▶ **The task**
Keep every line where the word "into" appears; drop the rest.

:::

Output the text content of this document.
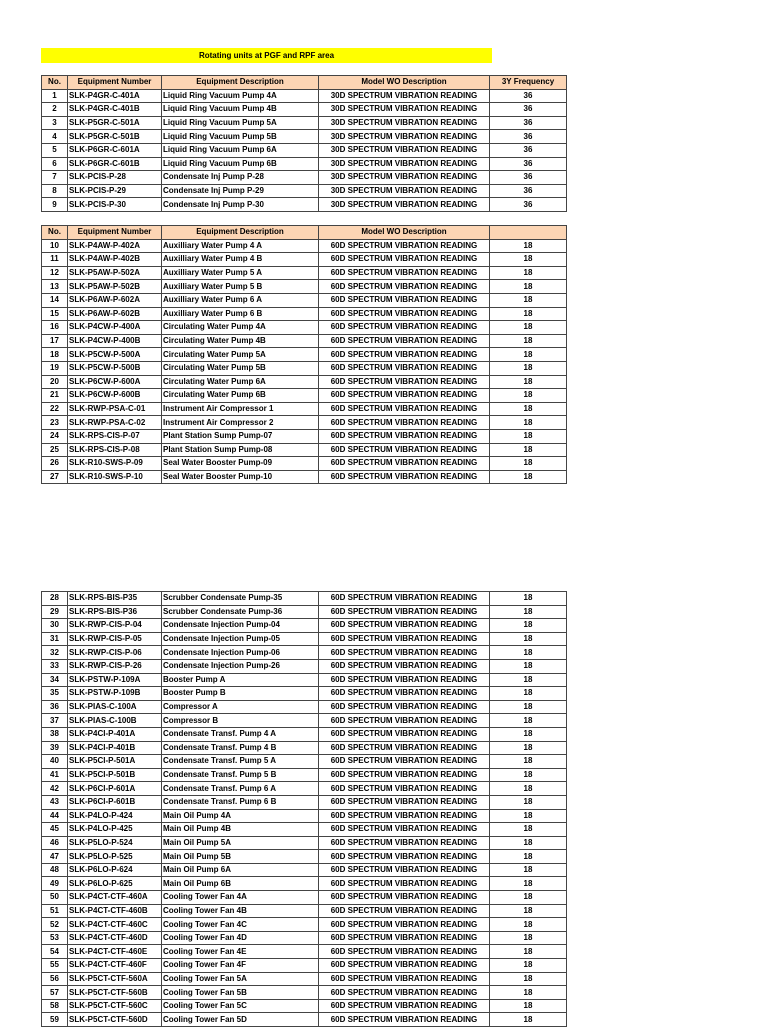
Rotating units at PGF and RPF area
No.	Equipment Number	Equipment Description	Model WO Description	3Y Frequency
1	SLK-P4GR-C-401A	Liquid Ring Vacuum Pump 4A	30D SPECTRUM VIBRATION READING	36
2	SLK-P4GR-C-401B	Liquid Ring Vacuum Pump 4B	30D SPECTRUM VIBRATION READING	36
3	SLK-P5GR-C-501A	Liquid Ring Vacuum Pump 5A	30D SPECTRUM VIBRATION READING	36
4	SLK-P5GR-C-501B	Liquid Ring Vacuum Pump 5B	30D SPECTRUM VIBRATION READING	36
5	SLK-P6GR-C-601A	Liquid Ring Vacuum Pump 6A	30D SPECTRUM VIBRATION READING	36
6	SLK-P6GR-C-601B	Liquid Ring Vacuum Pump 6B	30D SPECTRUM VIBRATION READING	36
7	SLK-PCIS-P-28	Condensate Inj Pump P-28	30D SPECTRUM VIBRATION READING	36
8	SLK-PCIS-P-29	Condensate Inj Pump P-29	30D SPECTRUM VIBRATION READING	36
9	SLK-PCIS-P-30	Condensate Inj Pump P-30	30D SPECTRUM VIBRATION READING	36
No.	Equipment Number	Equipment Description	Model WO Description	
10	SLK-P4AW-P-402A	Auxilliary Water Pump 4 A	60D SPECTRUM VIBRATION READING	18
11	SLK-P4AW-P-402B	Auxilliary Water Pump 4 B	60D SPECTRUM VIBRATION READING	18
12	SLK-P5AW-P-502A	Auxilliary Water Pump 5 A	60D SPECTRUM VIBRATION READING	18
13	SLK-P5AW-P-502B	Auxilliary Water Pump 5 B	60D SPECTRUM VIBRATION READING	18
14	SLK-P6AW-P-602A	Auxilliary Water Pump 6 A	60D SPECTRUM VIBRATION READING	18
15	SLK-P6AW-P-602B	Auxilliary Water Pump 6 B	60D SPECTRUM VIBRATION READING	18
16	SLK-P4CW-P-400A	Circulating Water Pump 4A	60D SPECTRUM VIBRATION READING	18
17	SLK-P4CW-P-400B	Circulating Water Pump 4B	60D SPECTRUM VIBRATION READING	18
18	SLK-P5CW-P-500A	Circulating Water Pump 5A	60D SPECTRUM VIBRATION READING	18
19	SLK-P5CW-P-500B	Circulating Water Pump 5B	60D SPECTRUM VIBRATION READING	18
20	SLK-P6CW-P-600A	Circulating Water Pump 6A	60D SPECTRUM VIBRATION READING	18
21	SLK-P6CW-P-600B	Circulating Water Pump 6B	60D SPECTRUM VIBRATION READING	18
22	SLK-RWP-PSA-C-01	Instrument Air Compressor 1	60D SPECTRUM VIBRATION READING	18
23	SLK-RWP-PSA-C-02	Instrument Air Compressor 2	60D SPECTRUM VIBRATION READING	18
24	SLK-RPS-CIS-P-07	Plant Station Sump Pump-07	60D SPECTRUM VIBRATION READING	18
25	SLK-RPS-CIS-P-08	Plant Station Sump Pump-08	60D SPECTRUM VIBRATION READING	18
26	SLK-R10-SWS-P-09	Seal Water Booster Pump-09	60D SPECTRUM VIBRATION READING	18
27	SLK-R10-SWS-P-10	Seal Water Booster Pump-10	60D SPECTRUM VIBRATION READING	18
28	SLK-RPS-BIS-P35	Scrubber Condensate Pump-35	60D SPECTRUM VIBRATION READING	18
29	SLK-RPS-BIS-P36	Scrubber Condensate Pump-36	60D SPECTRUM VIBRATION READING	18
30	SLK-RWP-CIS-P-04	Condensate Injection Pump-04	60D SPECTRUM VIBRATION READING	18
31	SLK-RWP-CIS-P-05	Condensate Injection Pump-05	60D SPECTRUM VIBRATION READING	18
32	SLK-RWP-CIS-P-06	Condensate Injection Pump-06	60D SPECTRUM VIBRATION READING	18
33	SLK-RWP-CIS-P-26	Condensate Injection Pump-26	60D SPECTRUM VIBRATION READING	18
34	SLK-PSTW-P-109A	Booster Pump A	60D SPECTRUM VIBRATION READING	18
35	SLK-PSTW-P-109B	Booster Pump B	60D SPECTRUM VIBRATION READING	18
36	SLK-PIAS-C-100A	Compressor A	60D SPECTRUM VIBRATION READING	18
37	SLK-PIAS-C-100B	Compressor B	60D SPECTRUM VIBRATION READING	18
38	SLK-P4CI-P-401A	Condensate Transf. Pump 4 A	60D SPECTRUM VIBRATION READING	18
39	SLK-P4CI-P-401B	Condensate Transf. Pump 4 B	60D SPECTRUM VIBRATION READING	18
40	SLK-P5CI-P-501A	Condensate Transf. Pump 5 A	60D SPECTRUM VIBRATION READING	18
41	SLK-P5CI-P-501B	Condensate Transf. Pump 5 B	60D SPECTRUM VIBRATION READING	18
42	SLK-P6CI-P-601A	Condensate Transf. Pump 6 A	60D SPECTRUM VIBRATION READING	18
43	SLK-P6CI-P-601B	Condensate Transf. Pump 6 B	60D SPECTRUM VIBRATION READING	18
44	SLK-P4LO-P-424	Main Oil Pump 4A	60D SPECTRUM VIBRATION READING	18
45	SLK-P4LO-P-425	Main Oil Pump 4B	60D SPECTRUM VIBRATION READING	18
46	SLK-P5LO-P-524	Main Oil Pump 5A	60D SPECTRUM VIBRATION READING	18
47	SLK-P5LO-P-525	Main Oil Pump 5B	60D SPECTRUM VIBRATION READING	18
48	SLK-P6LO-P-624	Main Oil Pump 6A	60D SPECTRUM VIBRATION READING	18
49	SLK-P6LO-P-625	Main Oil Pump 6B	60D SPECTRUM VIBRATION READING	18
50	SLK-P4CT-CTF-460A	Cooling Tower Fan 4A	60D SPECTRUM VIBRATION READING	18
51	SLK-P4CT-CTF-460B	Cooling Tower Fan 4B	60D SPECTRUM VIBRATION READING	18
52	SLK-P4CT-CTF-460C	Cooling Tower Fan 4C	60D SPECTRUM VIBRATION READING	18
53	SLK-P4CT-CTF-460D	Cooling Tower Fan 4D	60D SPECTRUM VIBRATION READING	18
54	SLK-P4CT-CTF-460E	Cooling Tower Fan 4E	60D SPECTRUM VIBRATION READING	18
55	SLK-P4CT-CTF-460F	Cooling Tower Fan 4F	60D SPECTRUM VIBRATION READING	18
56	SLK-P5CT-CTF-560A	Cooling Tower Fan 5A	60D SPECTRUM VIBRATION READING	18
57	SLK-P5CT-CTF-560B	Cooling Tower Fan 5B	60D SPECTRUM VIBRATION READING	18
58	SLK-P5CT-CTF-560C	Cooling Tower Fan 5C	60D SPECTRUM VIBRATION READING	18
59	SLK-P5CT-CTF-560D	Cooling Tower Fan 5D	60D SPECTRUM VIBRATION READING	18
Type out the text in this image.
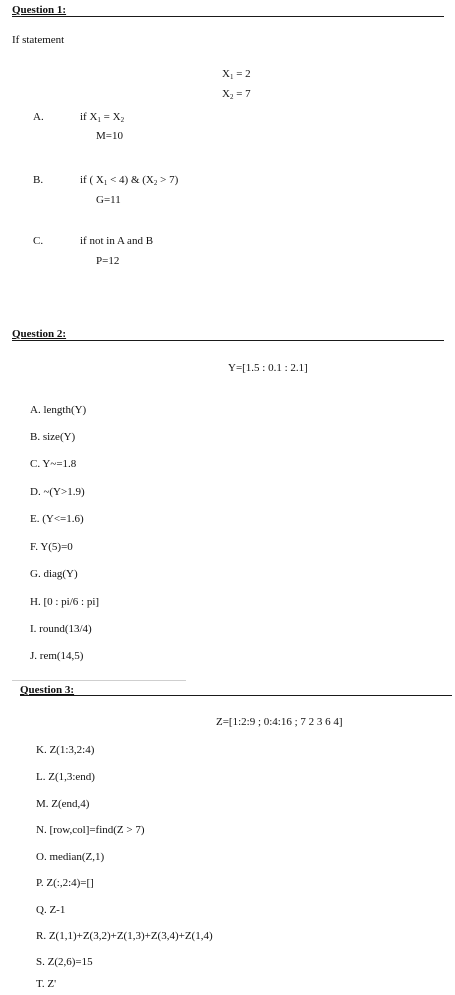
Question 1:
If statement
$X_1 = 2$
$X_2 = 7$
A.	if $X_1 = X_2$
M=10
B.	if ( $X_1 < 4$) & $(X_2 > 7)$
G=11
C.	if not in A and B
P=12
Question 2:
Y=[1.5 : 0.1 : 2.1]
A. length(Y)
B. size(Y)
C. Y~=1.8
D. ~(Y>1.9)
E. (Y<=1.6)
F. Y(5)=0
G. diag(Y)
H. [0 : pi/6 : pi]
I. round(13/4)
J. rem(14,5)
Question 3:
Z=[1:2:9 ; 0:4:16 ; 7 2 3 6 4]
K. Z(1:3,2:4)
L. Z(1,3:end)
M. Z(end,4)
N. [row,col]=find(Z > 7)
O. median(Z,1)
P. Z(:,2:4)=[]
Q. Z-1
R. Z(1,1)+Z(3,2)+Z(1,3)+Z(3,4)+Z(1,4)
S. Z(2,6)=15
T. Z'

:::

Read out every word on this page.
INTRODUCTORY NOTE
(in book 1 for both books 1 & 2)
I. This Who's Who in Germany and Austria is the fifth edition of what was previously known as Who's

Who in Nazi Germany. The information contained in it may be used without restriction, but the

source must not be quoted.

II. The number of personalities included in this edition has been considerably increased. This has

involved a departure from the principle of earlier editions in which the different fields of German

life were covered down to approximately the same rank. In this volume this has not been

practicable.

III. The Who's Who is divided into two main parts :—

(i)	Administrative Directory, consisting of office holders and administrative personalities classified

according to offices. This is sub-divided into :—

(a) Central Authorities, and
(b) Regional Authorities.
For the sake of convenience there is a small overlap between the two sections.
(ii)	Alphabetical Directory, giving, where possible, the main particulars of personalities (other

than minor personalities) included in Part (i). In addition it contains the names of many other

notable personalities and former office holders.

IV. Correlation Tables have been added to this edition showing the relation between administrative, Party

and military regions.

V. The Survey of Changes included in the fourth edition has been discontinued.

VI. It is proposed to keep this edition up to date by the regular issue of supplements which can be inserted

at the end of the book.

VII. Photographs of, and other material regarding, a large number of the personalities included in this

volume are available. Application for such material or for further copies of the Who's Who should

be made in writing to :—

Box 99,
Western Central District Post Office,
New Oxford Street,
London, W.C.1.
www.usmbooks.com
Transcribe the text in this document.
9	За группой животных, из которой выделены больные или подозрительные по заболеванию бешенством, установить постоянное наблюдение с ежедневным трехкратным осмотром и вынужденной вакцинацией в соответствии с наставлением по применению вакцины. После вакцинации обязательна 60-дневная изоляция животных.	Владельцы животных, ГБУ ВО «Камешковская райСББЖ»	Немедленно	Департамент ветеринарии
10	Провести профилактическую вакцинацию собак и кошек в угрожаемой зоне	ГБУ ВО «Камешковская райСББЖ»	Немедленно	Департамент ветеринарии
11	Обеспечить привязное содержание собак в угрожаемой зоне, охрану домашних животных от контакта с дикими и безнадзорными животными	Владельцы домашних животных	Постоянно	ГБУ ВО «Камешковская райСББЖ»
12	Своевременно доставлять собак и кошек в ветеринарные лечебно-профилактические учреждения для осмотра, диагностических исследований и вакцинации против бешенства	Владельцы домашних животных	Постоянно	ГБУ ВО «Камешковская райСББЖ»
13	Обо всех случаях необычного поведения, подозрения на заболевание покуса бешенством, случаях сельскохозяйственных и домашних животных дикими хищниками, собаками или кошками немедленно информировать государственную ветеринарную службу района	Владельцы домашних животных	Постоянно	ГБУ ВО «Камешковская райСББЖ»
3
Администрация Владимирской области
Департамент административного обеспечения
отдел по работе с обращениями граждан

:::

▶ **Answer to the problem**
III. The Who's Who is divided into two main parts :—
according to offices. This is sub-divided into :—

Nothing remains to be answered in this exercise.